→ Goal: From the listing, collect all lines containing the word "this".

[Structured figure records]
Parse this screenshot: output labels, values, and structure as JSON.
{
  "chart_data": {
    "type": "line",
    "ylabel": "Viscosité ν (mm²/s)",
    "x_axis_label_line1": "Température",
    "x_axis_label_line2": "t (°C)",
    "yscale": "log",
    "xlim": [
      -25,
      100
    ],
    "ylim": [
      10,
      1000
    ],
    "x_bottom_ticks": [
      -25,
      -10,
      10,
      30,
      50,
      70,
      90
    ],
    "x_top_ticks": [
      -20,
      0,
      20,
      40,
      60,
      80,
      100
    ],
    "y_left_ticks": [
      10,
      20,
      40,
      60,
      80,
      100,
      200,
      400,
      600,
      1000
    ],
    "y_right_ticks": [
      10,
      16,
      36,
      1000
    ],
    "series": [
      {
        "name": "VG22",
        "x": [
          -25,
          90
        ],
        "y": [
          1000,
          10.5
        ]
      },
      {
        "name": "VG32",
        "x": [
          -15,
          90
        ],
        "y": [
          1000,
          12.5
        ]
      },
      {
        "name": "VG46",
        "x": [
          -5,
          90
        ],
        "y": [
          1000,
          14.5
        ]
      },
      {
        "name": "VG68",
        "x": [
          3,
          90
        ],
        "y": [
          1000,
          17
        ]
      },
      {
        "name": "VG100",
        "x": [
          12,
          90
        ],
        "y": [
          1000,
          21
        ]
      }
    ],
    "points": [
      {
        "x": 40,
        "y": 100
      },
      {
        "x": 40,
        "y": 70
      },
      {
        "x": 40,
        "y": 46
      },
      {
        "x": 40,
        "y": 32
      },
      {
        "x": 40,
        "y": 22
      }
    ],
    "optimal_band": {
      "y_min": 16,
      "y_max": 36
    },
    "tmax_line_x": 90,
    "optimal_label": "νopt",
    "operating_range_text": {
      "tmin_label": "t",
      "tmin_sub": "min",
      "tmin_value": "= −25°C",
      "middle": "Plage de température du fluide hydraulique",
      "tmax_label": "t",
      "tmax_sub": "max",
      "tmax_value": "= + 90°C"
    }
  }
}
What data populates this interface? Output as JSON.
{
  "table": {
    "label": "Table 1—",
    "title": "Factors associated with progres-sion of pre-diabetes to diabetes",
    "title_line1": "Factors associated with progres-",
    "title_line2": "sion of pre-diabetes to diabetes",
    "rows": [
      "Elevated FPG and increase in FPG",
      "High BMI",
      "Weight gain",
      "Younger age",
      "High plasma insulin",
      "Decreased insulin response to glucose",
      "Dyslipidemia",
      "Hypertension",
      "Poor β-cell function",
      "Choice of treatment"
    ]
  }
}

→ Output of the task:
Parse this screenshot: output labels, values, and structure as JSON.
What data populates this interface? Output as JSON.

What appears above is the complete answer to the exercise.